## GOAL OF THE EXERCISE
Search the records for the word "args" and report each line that has it.

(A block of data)
┌────────

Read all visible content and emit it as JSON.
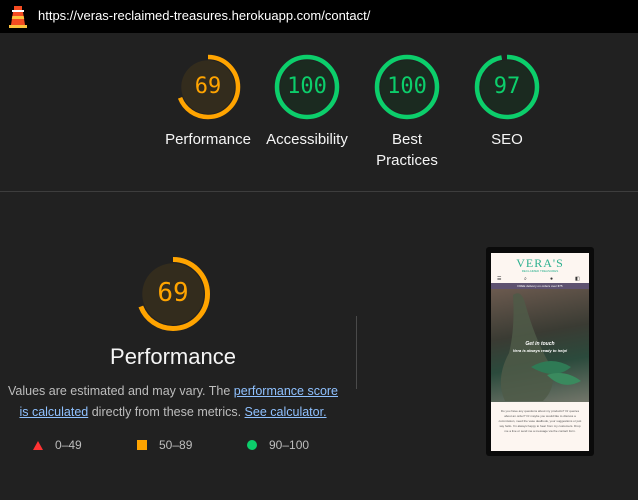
{
  "browser": {
    "url": "https://veras-reclaimed-treasures.herokuapp.com/contact/"
  },
  "summary": {
    "scores": [
      {
        "value": "69",
        "score": 69,
        "label_lines": [
          "Performance"
        ],
        "rating": "average"
      },
      {
        "value": "100",
        "score": 100,
        "label_lines": [
          "Accessibility"
        ],
        "rating": "pass"
      },
      {
        "value": "100",
        "score": 100,
        "label_lines": [
          "Best",
          "Practices"
        ],
        "rating": "pass"
      },
      {
        "value": "97",
        "score": 97,
        "label_lines": [
          "SEO"
        ],
        "rating": "pass"
      }
    ]
  },
  "performance": {
    "value": "69",
    "score": 69,
    "title": "Performance",
    "desc_part1": "Values are estimated and may vary. The ",
    "desc_link1": "performance score is calculated",
    "desc_part2": " directly from these metrics. ",
    "desc_link2": "See calculator."
  },
  "legend": [
    {
      "shape": "triangle",
      "range": "0–49",
      "color": "#ff3333"
    },
    {
      "shape": "square",
      "range": "50–89",
      "color": "#ffa400"
    },
    {
      "shape": "circle",
      "range": "90–100",
      "color": "#0cce6b"
    }
  ],
  "colors": {
    "pass": "#0cce6b",
    "average": "#ffa400",
    "fail": "#ff3333",
    "pass_bg": "#1b2a20",
    "average_bg": "#332c1d"
  },
  "screenshot": {
    "logo": "VERA'S",
    "tagline": "RECLAIMED TREASURES",
    "banner": "FREE delivery on orders over €75",
    "hero_title": "Get in touch",
    "hero_subtitle": "Vera is always ready to help!",
    "body_text": "Do you have any questions about my products? Or queries about an order? Or maybe you would like to discuss a commission, need the vase dealbook, your suggestions or just say hello. I'm always happy to hear from my customers. Drop me a line or send me a message via the contact form."
  }
}
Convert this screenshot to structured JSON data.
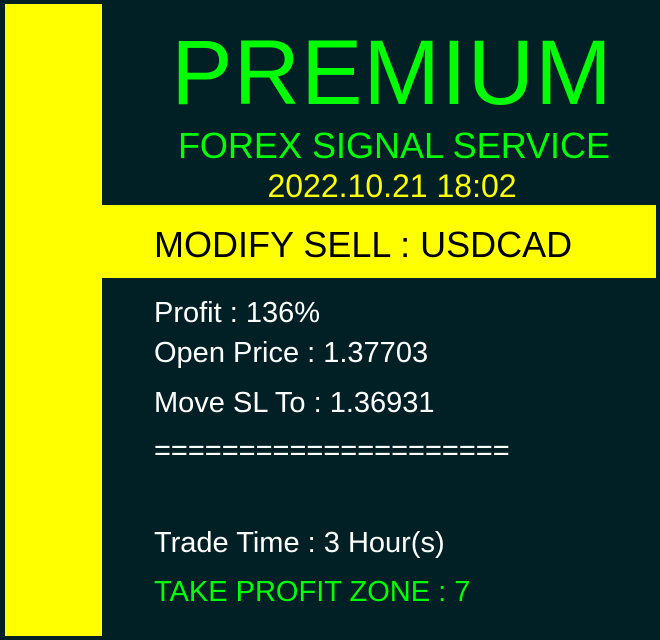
{
  "header": {
    "brand": "PREMIUM",
    "subtitle": "FOREX SIGNAL SERVICE",
    "timestamp": "2022.10.21 18:02"
  },
  "signal": {
    "action": "MODIFY SELL : USDCAD",
    "profit": "Profit : 136%",
    "open_price": "Open Price : 1.37703",
    "move_sl": "Move SL To : 1.36931",
    "separator": "=====================",
    "trade_time": "Trade Time : 3 Hour(s)",
    "take_profit_zone": "TAKE PROFIT ZONE : 7"
  },
  "colors": {
    "background": "#012025",
    "accent_yellow": "#ffff00",
    "accent_green": "#00ff00",
    "text_white": "#ffffff"
  }
}
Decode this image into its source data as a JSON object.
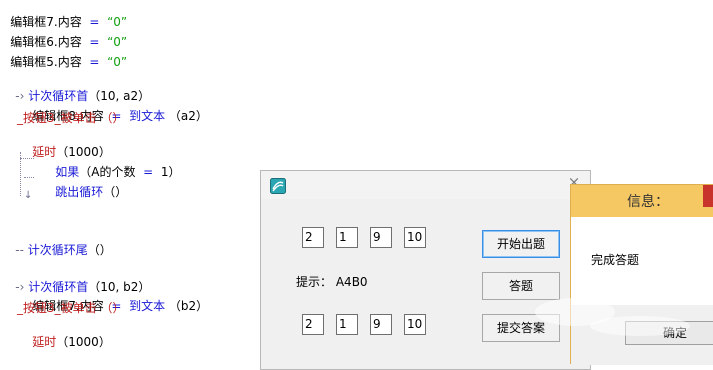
{
  "code": {
    "line1": {
      "obj": "编辑框7.内容",
      "op": "=",
      "val": "“0”"
    },
    "line2": {
      "obj": "编辑框6.内容",
      "op": "=",
      "val": "“0”"
    },
    "line3": {
      "obj": "编辑框5.内容",
      "op": "=",
      "val": "“0”"
    },
    "loop1_head": {
      "cmd": "计次循环首",
      "args": "（10, a2）"
    },
    "loop1_l1": {
      "obj": "编辑框8.内容",
      "op": "=",
      "fn": "到文本",
      "args": "（a2）"
    },
    "loop1_l2": {
      "text": "_按钮3_被单击 （）"
    },
    "loop1_l3": {
      "cmd": "延时",
      "args": "（1000）"
    },
    "if_line": {
      "cmd": "如果",
      "args": "（A的个数",
      "op": "=",
      "num": "1",
      "close": "）"
    },
    "break_line": {
      "cmd": "跳出循环",
      "args": "（）"
    },
    "loop1_tail": {
      "cmd": "计次循环尾",
      "args": "（）"
    },
    "loop2_head": {
      "cmd": "计次循环首",
      "args": "（10, b2）"
    },
    "loop2_l1": {
      "obj": "编辑框7.内容",
      "op": "=",
      "fn": "到文本",
      "args": "（b2）"
    },
    "loop2_l2": {
      "text": "_按钮3_被单击 （）"
    },
    "loop2_l3": {
      "cmd": "延时",
      "args": "（1000）"
    }
  },
  "app": {
    "row1": [
      "2",
      "1",
      "9",
      "10"
    ],
    "row2": [
      "2",
      "1",
      "9",
      "10"
    ],
    "hint_label": "提示：",
    "hint_value": "A4B0",
    "btn_start": "开始出题",
    "btn_answer": "答题",
    "btn_submit": "提交答案",
    "close_glyph": "×"
  },
  "msgbox": {
    "title": "信息：",
    "text": "完成答题",
    "ok": "确定",
    "close_glyph": "×"
  },
  "colors": {
    "keyword": "#1a1ad6",
    "string": "#12a012",
    "event": "#c02020",
    "msg_title_bg": "#f5c864",
    "msg_close_bg": "#c8342c"
  }
}
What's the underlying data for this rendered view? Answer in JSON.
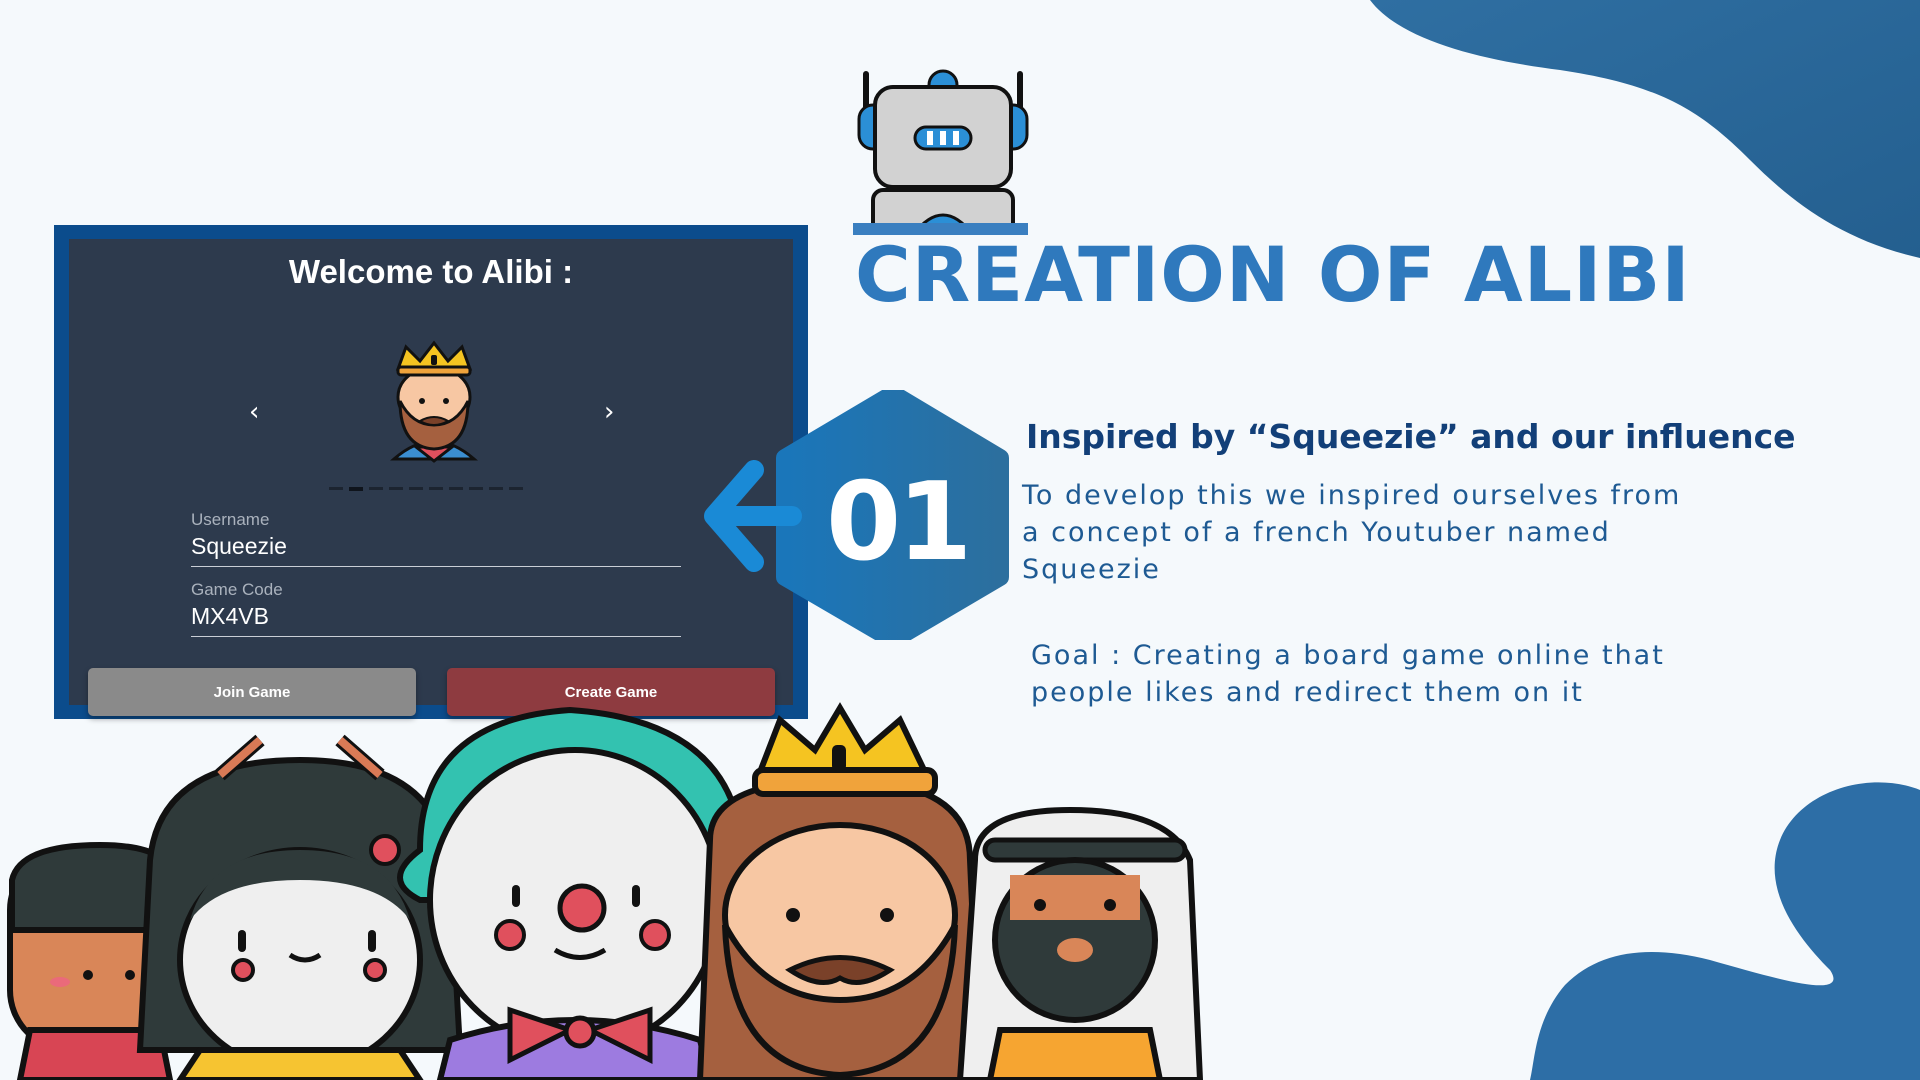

└────────

## RESPONSE BELOW
      "args": "（10, a2）"
      "args": "（a2）"
      "args": "（1000）"
      "args": "（A的个数",
      "args": "（）"
      "args": "（）"
      "args": "（10, b2）"
      "args": "（b2）"
      "args": "（1000）"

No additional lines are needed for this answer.